- **INPUT MATERIAL**
● ● ● ● ● ● ●

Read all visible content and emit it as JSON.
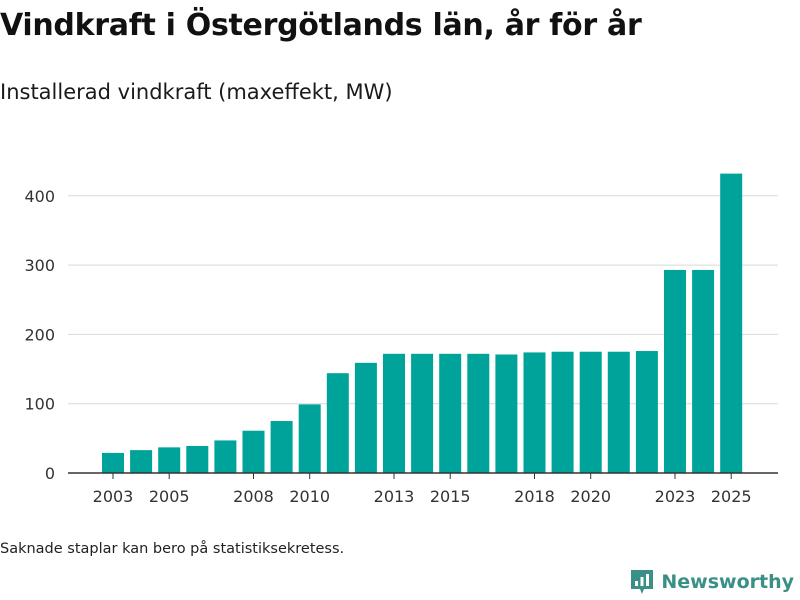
{
  "page": {
    "title": "Vindkraft i Östergötlands län, år för år",
    "subtitle": "Installerad vindkraft (maxeffekt, MW)",
    "footnote": "Saknade staplar kan bero på statistiksekretess.",
    "brand": "Newsworthy"
  },
  "colors": {
    "bar": "#00a39a",
    "grid": "#d9d9d9",
    "axis": "#333333",
    "brand": "#3a8f86"
  },
  "chart_data": {
    "type": "bar",
    "title": "Vindkraft i Östergötlands län, år för år",
    "subtitle": "Installerad vindkraft (maxeffekt, MW)",
    "xlabel": "",
    "ylabel": "",
    "categories": [
      2003,
      2004,
      2005,
      2006,
      2007,
      2008,
      2009,
      2010,
      2011,
      2012,
      2013,
      2014,
      2015,
      2016,
      2017,
      2018,
      2019,
      2020,
      2021,
      2022,
      2023,
      2024,
      2025
    ],
    "values": [
      29,
      33,
      37,
      39,
      47,
      61,
      75,
      99,
      144,
      159,
      172,
      172,
      172,
      172,
      171,
      174,
      175,
      175,
      175,
      176,
      293,
      293,
      432
    ],
    "x_tick_labels": [
      "2003",
      "2005",
      "2008",
      "2010",
      "2013",
      "2015",
      "2018",
      "2020",
      "2023",
      "2025"
    ],
    "y_ticks": [
      0,
      100,
      200,
      300,
      400
    ],
    "ylim": [
      0,
      460
    ],
    "grid": true
  }
}
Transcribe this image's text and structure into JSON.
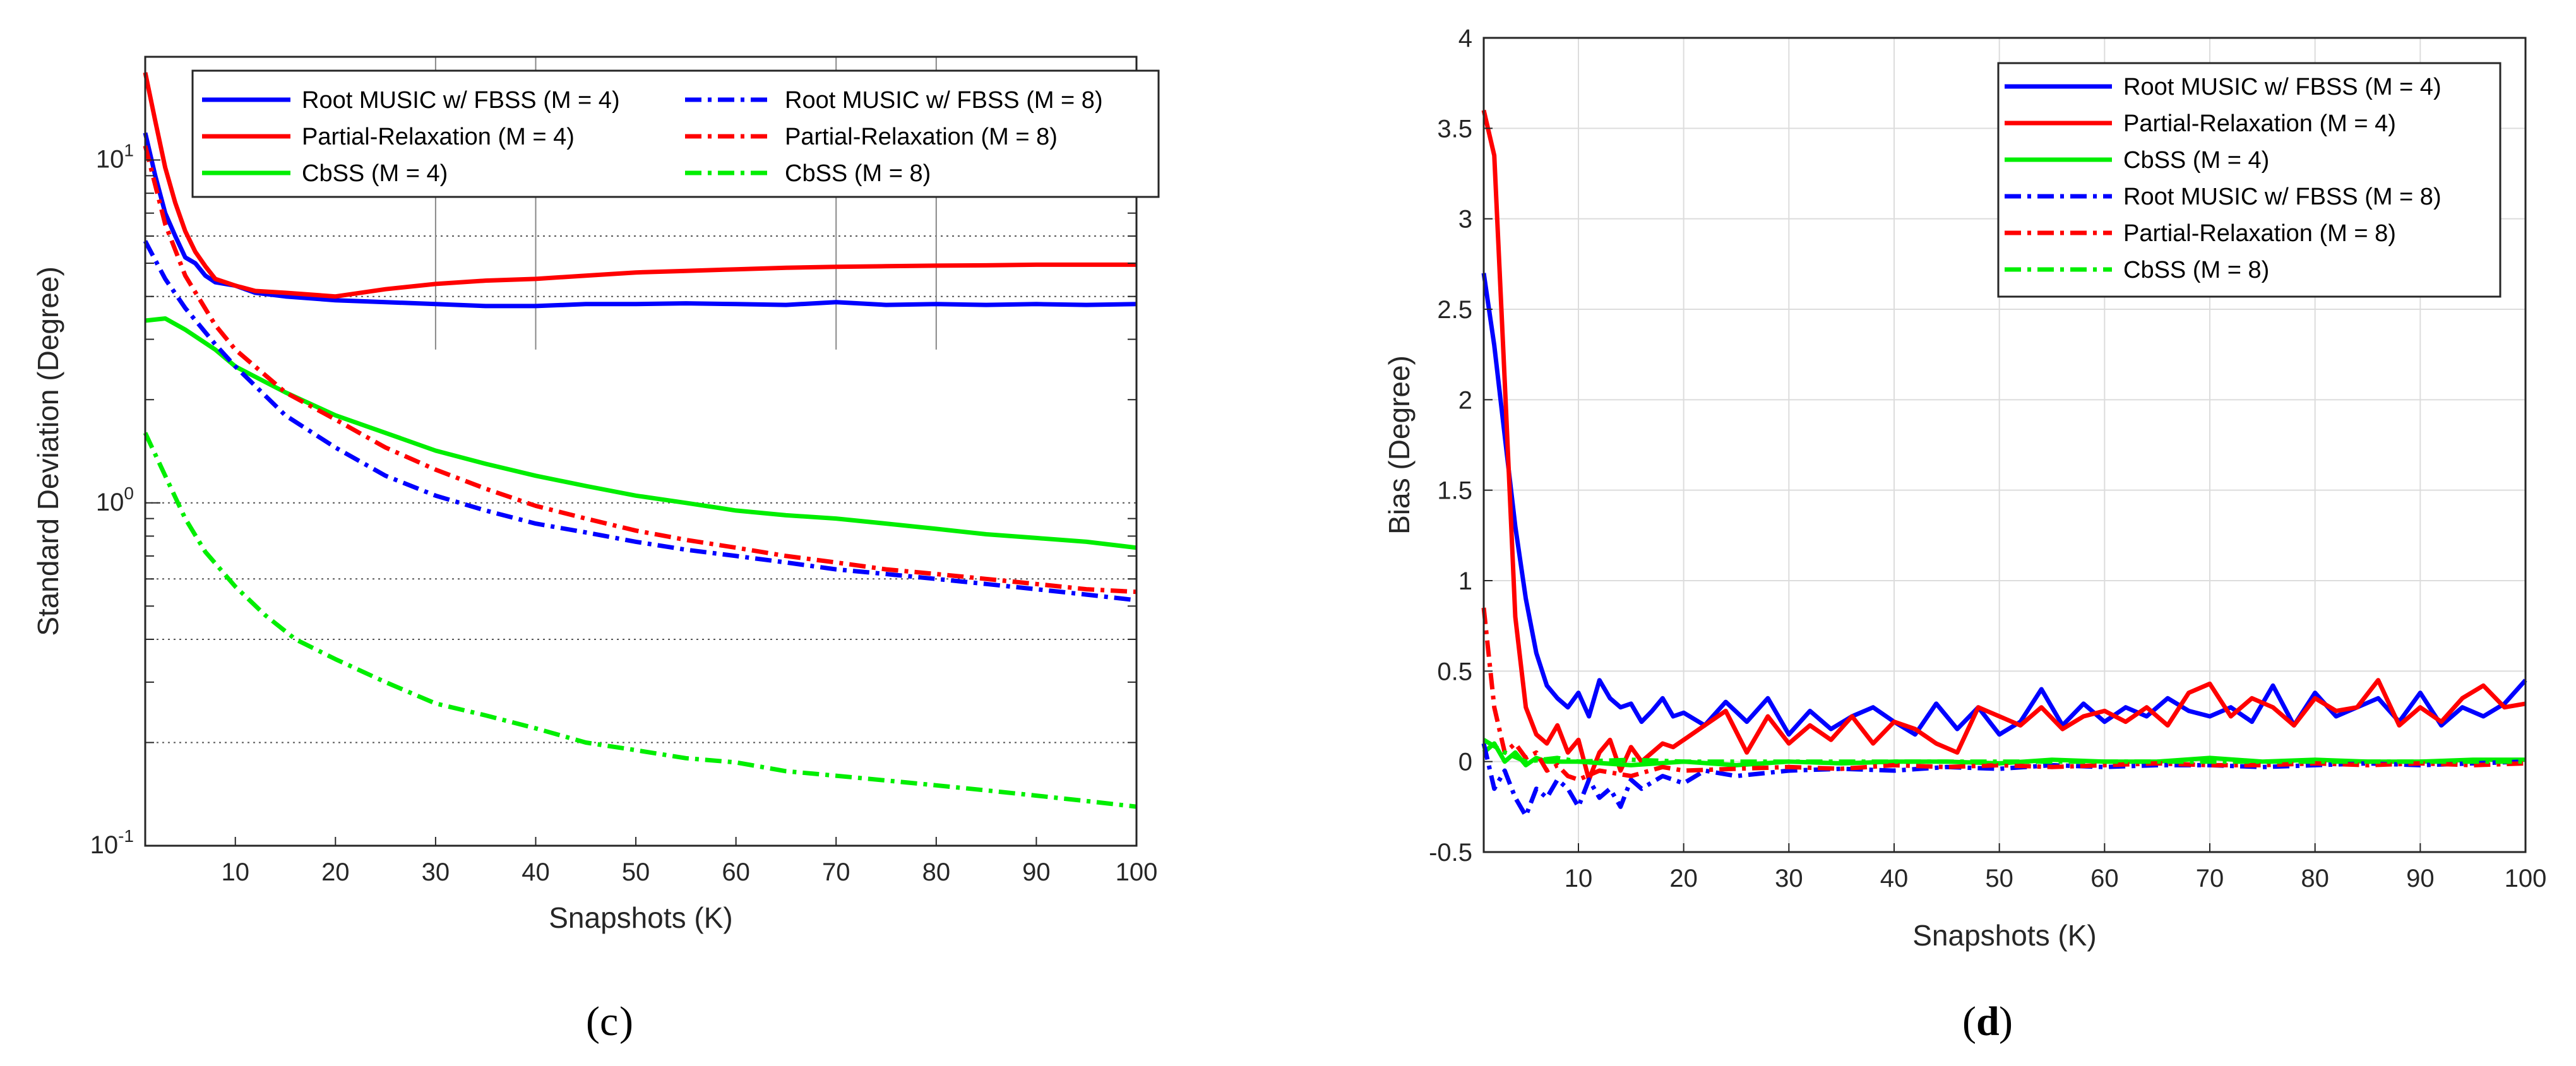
{
  "chart_data": [
    {
      "type": "line",
      "panel": "c",
      "xlabel": "Snapshots (K)",
      "ylabel": "Standard Deviation (Degree)",
      "yscale": "log",
      "xlim": [
        1,
        100
      ],
      "ylim": [
        0.1,
        20
      ],
      "xticks": [
        "10",
        "20",
        "30",
        "40",
        "50",
        "60",
        "70",
        "80",
        "90",
        "100"
      ],
      "yticks": [
        {
          "base": "10",
          "exp": "1"
        },
        {
          "base": "10",
          "exp": "0"
        },
        {
          "base": "10",
          "exp": "-1"
        }
      ],
      "legend": {
        "position": "top",
        "columns": 2
      },
      "colors": {
        "blue": "#0000ff",
        "red": "#ff0000",
        "green": "#00ee00"
      },
      "series": [
        {
          "name": "Root MUSIC w/ FBSS (M = 4)",
          "color": "#0000ff",
          "style": "solid",
          "x": [
            1,
            2,
            3,
            4,
            5,
            6,
            7,
            8,
            10,
            12,
            15,
            20,
            25,
            30,
            35,
            40,
            45,
            50,
            55,
            60,
            65,
            70,
            75,
            80,
            85,
            90,
            95,
            100
          ],
          "values": [
            12,
            9,
            7,
            6,
            5.2,
            5.0,
            4.6,
            4.4,
            4.3,
            4.1,
            4.0,
            3.9,
            3.85,
            3.8,
            3.75,
            3.75,
            3.8,
            3.8,
            3.82,
            3.8,
            3.78,
            3.85,
            3.78,
            3.8,
            3.78,
            3.8,
            3.78,
            3.8
          ]
        },
        {
          "name": "Partial-Relaxation (M = 4)",
          "color": "#ff0000",
          "style": "solid",
          "x": [
            1,
            2,
            3,
            4,
            5,
            6,
            7,
            8,
            10,
            12,
            15,
            20,
            25,
            30,
            35,
            40,
            45,
            50,
            55,
            60,
            65,
            70,
            75,
            80,
            85,
            90,
            95,
            100
          ],
          "values": [
            18,
            13,
            9.5,
            7.5,
            6.2,
            5.4,
            4.9,
            4.5,
            4.3,
            4.15,
            4.1,
            4.0,
            4.2,
            4.35,
            4.45,
            4.5,
            4.6,
            4.7,
            4.75,
            4.8,
            4.85,
            4.88,
            4.9,
            4.92,
            4.93,
            4.95,
            4.95,
            4.95
          ]
        },
        {
          "name": "CbSS (M = 4)",
          "color": "#00ee00",
          "style": "solid",
          "x": [
            1,
            3,
            5,
            8,
            10,
            15,
            20,
            25,
            30,
            35,
            40,
            45,
            50,
            55,
            60,
            65,
            70,
            75,
            80,
            85,
            90,
            95,
            100
          ],
          "values": [
            3.4,
            3.45,
            3.2,
            2.8,
            2.5,
            2.1,
            1.8,
            1.6,
            1.42,
            1.3,
            1.2,
            1.12,
            1.05,
            1.0,
            0.95,
            0.92,
            0.9,
            0.87,
            0.84,
            0.81,
            0.79,
            0.77,
            0.74
          ]
        },
        {
          "name": "Root MUSIC w/ FBSS (M = 8)",
          "color": "#0000ff",
          "style": "dashdot",
          "x": [
            1,
            3,
            5,
            8,
            10,
            15,
            20,
            25,
            30,
            35,
            40,
            45,
            50,
            55,
            60,
            65,
            70,
            75,
            80,
            85,
            90,
            95,
            100
          ],
          "values": [
            5.8,
            4.5,
            3.7,
            2.9,
            2.5,
            1.8,
            1.45,
            1.2,
            1.05,
            0.95,
            0.87,
            0.82,
            0.77,
            0.73,
            0.7,
            0.67,
            0.64,
            0.62,
            0.6,
            0.58,
            0.56,
            0.54,
            0.52
          ]
        },
        {
          "name": "Partial-Relaxation (M = 8)",
          "color": "#ff0000",
          "style": "dashdot",
          "x": [
            1,
            3,
            5,
            8,
            10,
            15,
            20,
            25,
            30,
            35,
            40,
            45,
            50,
            55,
            60,
            65,
            70,
            75,
            80,
            85,
            90,
            95,
            100
          ],
          "values": [
            11,
            6.5,
            4.6,
            3.3,
            2.8,
            2.1,
            1.75,
            1.45,
            1.25,
            1.1,
            0.98,
            0.9,
            0.83,
            0.78,
            0.74,
            0.7,
            0.67,
            0.64,
            0.62,
            0.6,
            0.58,
            0.56,
            0.55
          ]
        },
        {
          "name": "CbSS (M = 8)",
          "color": "#00ee00",
          "style": "dashdot",
          "x": [
            1,
            3,
            5,
            7,
            10,
            13,
            16,
            20,
            25,
            30,
            35,
            40,
            45,
            50,
            55,
            60,
            65,
            70,
            75,
            80,
            85,
            90,
            95,
            100
          ],
          "values": [
            1.6,
            1.2,
            0.9,
            0.72,
            0.57,
            0.47,
            0.4,
            0.35,
            0.3,
            0.26,
            0.24,
            0.22,
            0.2,
            0.19,
            0.18,
            0.175,
            0.165,
            0.16,
            0.155,
            0.15,
            0.145,
            0.14,
            0.135,
            0.13
          ]
        }
      ]
    },
    {
      "type": "line",
      "panel": "d",
      "xlabel": "Snapshots (K)",
      "ylabel": "Bias (Degree)",
      "yscale": "linear",
      "xlim": [
        1,
        100
      ],
      "ylim": [
        -0.5,
        4
      ],
      "xticks": [
        "10",
        "20",
        "30",
        "40",
        "50",
        "60",
        "70",
        "80",
        "90",
        "100"
      ],
      "yticks": [
        "-0.5",
        "0",
        "0.5",
        "1",
        "1.5",
        "2",
        "2.5",
        "3",
        "3.5",
        "4"
      ],
      "legend": {
        "position": "top-right",
        "columns": 1
      },
      "series": [
        {
          "name": "Root MUSIC w/ FBSS (M = 4)",
          "color": "#0000ff",
          "style": "solid",
          "x": [
            1,
            2,
            3,
            4,
            5,
            6,
            7,
            8,
            9,
            10,
            11,
            12,
            13,
            14,
            15,
            16,
            17,
            18,
            19,
            20,
            22,
            24,
            26,
            28,
            30,
            32,
            34,
            36,
            38,
            40,
            42,
            44,
            46,
            48,
            50,
            52,
            54,
            56,
            58,
            60,
            62,
            64,
            66,
            68,
            70,
            72,
            74,
            76,
            78,
            80,
            82,
            84,
            86,
            88,
            90,
            92,
            94,
            96,
            98,
            100
          ],
          "values": [
            2.7,
            2.3,
            1.8,
            1.3,
            0.9,
            0.6,
            0.42,
            0.35,
            0.3,
            0.38,
            0.25,
            0.45,
            0.35,
            0.3,
            0.32,
            0.22,
            0.28,
            0.35,
            0.25,
            0.27,
            0.2,
            0.33,
            0.22,
            0.35,
            0.15,
            0.28,
            0.18,
            0.25,
            0.3,
            0.22,
            0.15,
            0.32,
            0.18,
            0.3,
            0.15,
            0.22,
            0.4,
            0.2,
            0.32,
            0.22,
            0.3,
            0.25,
            0.35,
            0.28,
            0.25,
            0.3,
            0.22,
            0.42,
            0.2,
            0.38,
            0.25,
            0.3,
            0.35,
            0.22,
            0.38,
            0.2,
            0.3,
            0.25,
            0.32,
            0.45
          ]
        },
        {
          "name": "Partial-Relaxation (M = 4)",
          "color": "#ff0000",
          "style": "solid",
          "x": [
            1,
            2,
            3,
            4,
            5,
            6,
            7,
            8,
            9,
            10,
            11,
            12,
            13,
            14,
            15,
            16,
            17,
            18,
            19,
            20,
            22,
            24,
            26,
            28,
            30,
            32,
            34,
            36,
            38,
            40,
            42,
            44,
            46,
            48,
            50,
            52,
            54,
            56,
            58,
            60,
            62,
            64,
            66,
            68,
            70,
            72,
            74,
            76,
            78,
            80,
            82,
            84,
            86,
            88,
            90,
            92,
            94,
            96,
            98,
            100
          ],
          "values": [
            3.6,
            3.35,
            2.1,
            0.8,
            0.3,
            0.15,
            0.1,
            0.2,
            0.05,
            0.12,
            -0.1,
            0.05,
            0.12,
            -0.05,
            0.08,
            0.0,
            0.05,
            0.1,
            0.08,
            0.12,
            0.2,
            0.28,
            0.05,
            0.25,
            0.1,
            0.2,
            0.12,
            0.25,
            0.1,
            0.22,
            0.18,
            0.1,
            0.05,
            0.3,
            0.25,
            0.2,
            0.3,
            0.18,
            0.25,
            0.28,
            0.22,
            0.3,
            0.2,
            0.38,
            0.43,
            0.25,
            0.35,
            0.3,
            0.2,
            0.35,
            0.28,
            0.3,
            0.45,
            0.2,
            0.3,
            0.22,
            0.35,
            0.42,
            0.3,
            0.32
          ]
        },
        {
          "name": "CbSS (M = 4)",
          "color": "#00ee00",
          "style": "solid",
          "x": [
            1,
            2,
            3,
            4,
            5,
            6,
            7,
            8,
            10,
            15,
            20,
            25,
            30,
            35,
            40,
            45,
            50,
            55,
            60,
            65,
            70,
            75,
            80,
            85,
            90,
            95,
            100
          ],
          "values": [
            0.05,
            0.1,
            0.0,
            0.05,
            -0.02,
            0.02,
            0.0,
            0.0,
            0.0,
            -0.02,
            0.0,
            -0.02,
            0.0,
            -0.01,
            0.0,
            0.0,
            -0.01,
            0.01,
            0.0,
            0.0,
            0.02,
            0.0,
            0.01,
            0.0,
            0.0,
            0.01,
            0.01
          ]
        },
        {
          "name": "Root MUSIC w/ FBSS (M = 8)",
          "color": "#0000ff",
          "style": "dashdot",
          "x": [
            1,
            2,
            3,
            4,
            5,
            6,
            7,
            8,
            9,
            10,
            11,
            12,
            13,
            14,
            15,
            16,
            18,
            20,
            22,
            25,
            30,
            35,
            40,
            45,
            50,
            55,
            60,
            65,
            70,
            75,
            80,
            85,
            90,
            95,
            100
          ],
          "values": [
            0.1,
            -0.15,
            -0.05,
            -0.2,
            -0.3,
            -0.15,
            -0.2,
            -0.1,
            -0.15,
            -0.25,
            -0.1,
            -0.2,
            -0.15,
            -0.25,
            -0.1,
            -0.15,
            -0.08,
            -0.12,
            -0.05,
            -0.08,
            -0.05,
            -0.04,
            -0.05,
            -0.03,
            -0.04,
            -0.02,
            -0.03,
            -0.02,
            -0.02,
            -0.03,
            -0.02,
            -0.01,
            -0.02,
            -0.01,
            0.0
          ]
        },
        {
          "name": "Partial-Relaxation (M = 8)",
          "color": "#ff0000",
          "style": "dashdot",
          "x": [
            1,
            2,
            3,
            4,
            5,
            6,
            7,
            8,
            9,
            10,
            12,
            15,
            18,
            20,
            25,
            30,
            35,
            40,
            45,
            50,
            55,
            60,
            65,
            70,
            75,
            80,
            85,
            90,
            95,
            100
          ],
          "values": [
            0.85,
            0.3,
            0.05,
            0.1,
            0.02,
            0.05,
            -0.05,
            -0.02,
            -0.08,
            -0.1,
            -0.05,
            -0.08,
            -0.03,
            -0.05,
            -0.04,
            -0.03,
            -0.04,
            -0.02,
            -0.03,
            -0.02,
            -0.03,
            -0.02,
            -0.01,
            -0.02,
            -0.02,
            -0.01,
            -0.02,
            -0.01,
            -0.02,
            -0.01
          ]
        },
        {
          "name": "CbSS (M = 8)",
          "color": "#00ee00",
          "style": "dashdot",
          "x": [
            1,
            3,
            5,
            8,
            10,
            15,
            20,
            25,
            30,
            40,
            50,
            60,
            70,
            80,
            90,
            100
          ],
          "values": [
            0.12,
            0.05,
            0.0,
            0.02,
            0.0,
            0.01,
            0.0,
            0.0,
            0.0,
            0.0,
            0.0,
            0.0,
            0.0,
            0.0,
            0.0,
            0.0
          ]
        }
      ]
    }
  ],
  "panels": {
    "left": "c",
    "right": "d"
  }
}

● ● ● ● ● ● ●

- **TASK**
Copy out every line of the data that includes the word "ylabel".

- **FULL RESPONSE**
    "ylabel": "",
      "ylabel": "Standard Deviation (Degree)",
      "ylabel": "Bias (Degree)",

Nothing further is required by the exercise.